- WHAT YOU NEED TO DO: Provide only the number of lines in the data below that contain the string "this".

- ENTRIES:
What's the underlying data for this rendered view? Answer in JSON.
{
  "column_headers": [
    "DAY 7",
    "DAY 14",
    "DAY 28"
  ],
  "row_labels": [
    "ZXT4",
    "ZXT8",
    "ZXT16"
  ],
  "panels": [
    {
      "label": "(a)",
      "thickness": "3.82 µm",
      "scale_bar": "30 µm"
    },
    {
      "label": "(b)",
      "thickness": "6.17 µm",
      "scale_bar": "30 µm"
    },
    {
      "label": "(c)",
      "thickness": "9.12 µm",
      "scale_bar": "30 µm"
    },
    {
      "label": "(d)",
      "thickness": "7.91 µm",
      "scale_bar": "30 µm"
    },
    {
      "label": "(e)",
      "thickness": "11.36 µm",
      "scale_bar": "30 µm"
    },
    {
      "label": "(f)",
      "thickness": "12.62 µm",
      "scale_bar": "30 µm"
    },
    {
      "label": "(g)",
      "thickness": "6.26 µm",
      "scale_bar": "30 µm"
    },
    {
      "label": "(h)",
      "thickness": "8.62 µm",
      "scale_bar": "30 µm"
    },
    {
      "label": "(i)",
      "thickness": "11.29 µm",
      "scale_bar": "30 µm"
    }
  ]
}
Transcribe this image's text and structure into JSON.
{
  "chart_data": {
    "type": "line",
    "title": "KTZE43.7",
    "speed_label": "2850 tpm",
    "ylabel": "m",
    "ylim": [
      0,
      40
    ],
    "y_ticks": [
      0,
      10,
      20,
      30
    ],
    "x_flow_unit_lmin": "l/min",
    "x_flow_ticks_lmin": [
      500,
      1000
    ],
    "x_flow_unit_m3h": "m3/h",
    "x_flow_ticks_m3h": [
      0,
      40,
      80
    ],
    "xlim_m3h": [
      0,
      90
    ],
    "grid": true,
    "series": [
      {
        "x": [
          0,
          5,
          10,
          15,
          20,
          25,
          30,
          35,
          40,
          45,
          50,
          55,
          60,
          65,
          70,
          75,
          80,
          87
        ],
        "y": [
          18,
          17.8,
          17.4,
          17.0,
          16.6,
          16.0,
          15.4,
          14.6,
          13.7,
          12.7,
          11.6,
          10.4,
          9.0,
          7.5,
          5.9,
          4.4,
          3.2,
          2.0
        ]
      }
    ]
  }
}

- OUTPUT: 2